■ TO DO
The data below needs to be returned exactly, line for line.
□ □ □ □ □ □ □
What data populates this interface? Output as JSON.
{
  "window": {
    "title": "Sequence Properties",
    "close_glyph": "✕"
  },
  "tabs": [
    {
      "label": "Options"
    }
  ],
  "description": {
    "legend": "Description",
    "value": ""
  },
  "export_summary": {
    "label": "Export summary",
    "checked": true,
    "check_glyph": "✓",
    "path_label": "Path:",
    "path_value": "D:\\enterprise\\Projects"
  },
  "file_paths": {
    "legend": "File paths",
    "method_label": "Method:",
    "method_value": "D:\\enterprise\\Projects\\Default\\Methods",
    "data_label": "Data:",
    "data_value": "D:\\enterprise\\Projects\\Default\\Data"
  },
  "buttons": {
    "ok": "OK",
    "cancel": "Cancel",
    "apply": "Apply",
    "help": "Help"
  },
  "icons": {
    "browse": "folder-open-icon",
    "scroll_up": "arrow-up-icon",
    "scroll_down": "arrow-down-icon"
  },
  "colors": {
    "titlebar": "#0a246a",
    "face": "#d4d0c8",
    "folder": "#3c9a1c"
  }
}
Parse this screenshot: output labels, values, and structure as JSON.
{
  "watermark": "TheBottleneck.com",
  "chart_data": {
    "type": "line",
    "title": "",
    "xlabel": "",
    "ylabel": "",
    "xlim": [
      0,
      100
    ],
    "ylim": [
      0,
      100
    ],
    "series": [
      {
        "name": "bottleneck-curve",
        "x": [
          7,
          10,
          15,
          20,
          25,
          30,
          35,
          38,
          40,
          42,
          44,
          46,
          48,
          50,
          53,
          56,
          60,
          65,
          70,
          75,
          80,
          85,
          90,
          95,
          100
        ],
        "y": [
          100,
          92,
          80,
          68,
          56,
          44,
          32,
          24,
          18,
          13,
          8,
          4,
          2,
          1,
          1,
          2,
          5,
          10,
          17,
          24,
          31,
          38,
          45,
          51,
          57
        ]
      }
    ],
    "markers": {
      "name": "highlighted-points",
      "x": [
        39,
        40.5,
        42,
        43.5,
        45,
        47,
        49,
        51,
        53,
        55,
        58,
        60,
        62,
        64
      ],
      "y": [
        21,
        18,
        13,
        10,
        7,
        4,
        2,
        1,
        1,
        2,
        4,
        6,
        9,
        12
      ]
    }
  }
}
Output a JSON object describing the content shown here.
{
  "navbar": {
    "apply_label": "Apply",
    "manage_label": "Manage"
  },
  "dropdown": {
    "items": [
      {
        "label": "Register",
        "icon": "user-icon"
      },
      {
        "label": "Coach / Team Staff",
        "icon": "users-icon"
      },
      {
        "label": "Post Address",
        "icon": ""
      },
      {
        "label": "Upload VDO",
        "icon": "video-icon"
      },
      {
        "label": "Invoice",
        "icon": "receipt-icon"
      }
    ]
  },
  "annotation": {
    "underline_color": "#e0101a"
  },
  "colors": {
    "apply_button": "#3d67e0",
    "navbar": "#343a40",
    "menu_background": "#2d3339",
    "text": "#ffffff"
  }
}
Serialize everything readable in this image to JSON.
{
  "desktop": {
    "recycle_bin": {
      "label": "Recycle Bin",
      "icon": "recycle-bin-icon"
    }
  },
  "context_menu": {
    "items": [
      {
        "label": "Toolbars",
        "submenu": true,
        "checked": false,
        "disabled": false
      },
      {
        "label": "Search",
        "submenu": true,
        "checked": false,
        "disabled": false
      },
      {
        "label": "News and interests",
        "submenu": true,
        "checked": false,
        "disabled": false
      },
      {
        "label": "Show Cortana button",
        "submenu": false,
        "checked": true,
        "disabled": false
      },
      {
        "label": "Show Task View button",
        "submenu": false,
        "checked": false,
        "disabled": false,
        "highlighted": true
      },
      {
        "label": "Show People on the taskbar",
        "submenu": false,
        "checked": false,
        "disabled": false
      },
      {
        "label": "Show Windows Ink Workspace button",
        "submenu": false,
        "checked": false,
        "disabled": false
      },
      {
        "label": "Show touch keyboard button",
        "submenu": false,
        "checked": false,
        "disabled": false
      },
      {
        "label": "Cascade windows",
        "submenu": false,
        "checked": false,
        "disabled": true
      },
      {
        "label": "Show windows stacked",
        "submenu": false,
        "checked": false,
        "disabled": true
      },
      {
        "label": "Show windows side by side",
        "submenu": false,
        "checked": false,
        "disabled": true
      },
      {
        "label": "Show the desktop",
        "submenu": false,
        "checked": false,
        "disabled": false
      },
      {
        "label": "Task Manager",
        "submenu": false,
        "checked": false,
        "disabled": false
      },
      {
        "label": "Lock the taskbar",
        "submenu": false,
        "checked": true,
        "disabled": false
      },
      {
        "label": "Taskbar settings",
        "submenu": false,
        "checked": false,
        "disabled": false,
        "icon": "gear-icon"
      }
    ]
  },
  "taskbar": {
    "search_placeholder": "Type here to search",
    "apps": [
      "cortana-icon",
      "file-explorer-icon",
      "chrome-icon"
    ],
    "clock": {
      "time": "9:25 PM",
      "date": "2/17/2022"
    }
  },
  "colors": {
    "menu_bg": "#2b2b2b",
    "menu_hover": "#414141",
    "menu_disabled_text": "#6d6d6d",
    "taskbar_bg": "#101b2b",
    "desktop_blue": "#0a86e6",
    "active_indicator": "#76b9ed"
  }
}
□ □ □ □ □ □ □
■ TASK SOLUTION
What data populates this interface? Output as JSON.
{
  "window": {
    "title": "Sequence Properties",
    "close_glyph": "✕"
  },
  "tabs": [
    {
      "label": "Options"
    }
  ],
  "description": {
    "legend": "Description",
    "value": ""
  },
  "export_summary": {
    "label": "Export summary",
    "checked": true,
    "check_glyph": "✓",
    "path_label": "Path:",
    "path_value": "D:\\enterprise\\Projects"
  },
  "file_paths": {
    "legend": "File paths",
    "method_label": "Method:",
    "method_value": "D:\\enterprise\\Projects\\Default\\Methods",
    "data_label": "Data:",
    "data_value": "D:\\enterprise\\Projects\\Default\\Data"
  },
  "buttons": {
    "ok": "OK",
    "cancel": "Cancel",
    "apply": "Apply",
    "help": "Help"
  },
  "icons": {
    "browse": "folder-open-icon",
    "scroll_up": "arrow-up-icon",
    "scroll_down": "arrow-down-icon"
  },
  "colors": {
    "titlebar": "#0a246a",
    "face": "#d4d0c8",
    "folder": "#3c9a1c"
  }
}
Parse this screenshot: output labels, values, and structure as JSON.
{
  "watermark": "TheBottleneck.com",
  "chart_data": {
    "type": "line",
    "title": "",
    "xlabel": "",
    "ylabel": "",
    "xlim": [
      0,
      100
    ],
    "ylim": [
      0,
      100
    ],
    "series": [
      {
        "name": "bottleneck-curve",
        "x": [
          7,
          10,
          15,
          20,
          25,
          30,
          35,
          38,
          40,
          42,
          44,
          46,
          48,
          50,
          53,
          56,
          60,
          65,
          70,
          75,
          80,
          85,
          90,
          95,
          100
        ],
        "y": [
          100,
          92,
          80,
          68,
          56,
          44,
          32,
          24,
          18,
          13,
          8,
          4,
          2,
          1,
          1,
          2,
          5,
          10,
          17,
          24,
          31,
          38,
          45,
          51,
          57
        ]
      }
    ],
    "markers": {
      "name": "highlighted-points",
      "x": [
        39,
        40.5,
        42,
        43.5,
        45,
        47,
        49,
        51,
        53,
        55,
        58,
        60,
        62,
        64
      ],
      "y": [
        21,
        18,
        13,
        10,
        7,
        4,
        2,
        1,
        1,
        2,
        4,
        6,
        9,
        12
      ]
    }
  }
}
Output a JSON object describing the content shown here.
{
  "navbar": {
    "apply_label": "Apply",
    "manage_label": "Manage"
  },
  "dropdown": {
    "items": [
      {
        "label": "Register",
        "icon": "user-icon"
      },
      {
        "label": "Coach / Team Staff",
        "icon": "users-icon"
      },
      {
        "label": "Post Address",
        "icon": ""
      },
      {
        "label": "Upload VDO",
        "icon": "video-icon"
      },
      {
        "label": "Invoice",
        "icon": "receipt-icon"
      }
    ]
  },
  "annotation": {
    "underline_color": "#e0101a"
  },
  "colors": {
    "apply_button": "#3d67e0",
    "navbar": "#343a40",
    "menu_background": "#2d3339",
    "text": "#ffffff"
  }
}
Serialize everything readable in this image to JSON.
{
  "desktop": {
    "recycle_bin": {
      "label": "Recycle Bin",
      "icon": "recycle-bin-icon"
    }
  },
  "context_menu": {
    "items": [
      {
        "label": "Toolbars",
        "submenu": true,
        "checked": false,
        "disabled": false
      },
      {
        "label": "Search",
        "submenu": true,
        "checked": false,
        "disabled": false
      },
      {
        "label": "News and interests",
        "submenu": true,
        "checked": false,
        "disabled": false
      },
      {
        "label": "Show Cortana button",
        "submenu": false,
        "checked": true,
        "disabled": false
      },
      {
        "label": "Show Task View button",
        "submenu": false,
        "checked": false,
        "disabled": false,
        "highlighted": true
      },
      {
        "label": "Show People on the taskbar",
        "submenu": false,
        "checked": false,
        "disabled": false
      },
      {
        "label": "Show Windows Ink Workspace button",
        "submenu": false,
        "checked": false,
        "disabled": false
      },
      {
        "label": "Show touch keyboard button",
        "submenu": false,
        "checked": false,
        "disabled": false
      },
      {
        "label": "Cascade windows",
        "submenu": false,
        "checked": false,
        "disabled": true
      },
      {
        "label": "Show windows stacked",
        "submenu": false,
        "checked": false,
        "disabled": true
      },
      {
        "label": "Show windows side by side",
        "submenu": false,
        "checked": false,
        "disabled": true
      },
      {
        "label": "Show the desktop",
        "submenu": false,
        "checked": false,
        "disabled": false
      },
      {
        "label": "Task Manager",
        "submenu": false,
        "checked": false,
        "disabled": false
      },
      {
        "label": "Lock the taskbar",
        "submenu": false,
        "checked": true,
        "disabled": false
      },
      {
        "label": "Taskbar settings",
        "submenu": false,
        "checked": false,
        "disabled": false,
        "icon": "gear-icon"
      }
    ]
  },
  "taskbar": {
    "search_placeholder": "Type here to search",
    "apps": [
      "cortana-icon",
      "file-explorer-icon",
      "chrome-icon"
    ],
    "clock": {
      "time": "9:25 PM",
      "date": "2/17/2022"
    }
  },
  "colors": {
    "menu_bg": "#2b2b2b",
    "menu_hover": "#414141",
    "menu_disabled_text": "#6d6d6d",
    "taskbar_bg": "#101b2b",
    "desktop_blue": "#0a86e6",
    "active_indicator": "#76b9ed"
  }
}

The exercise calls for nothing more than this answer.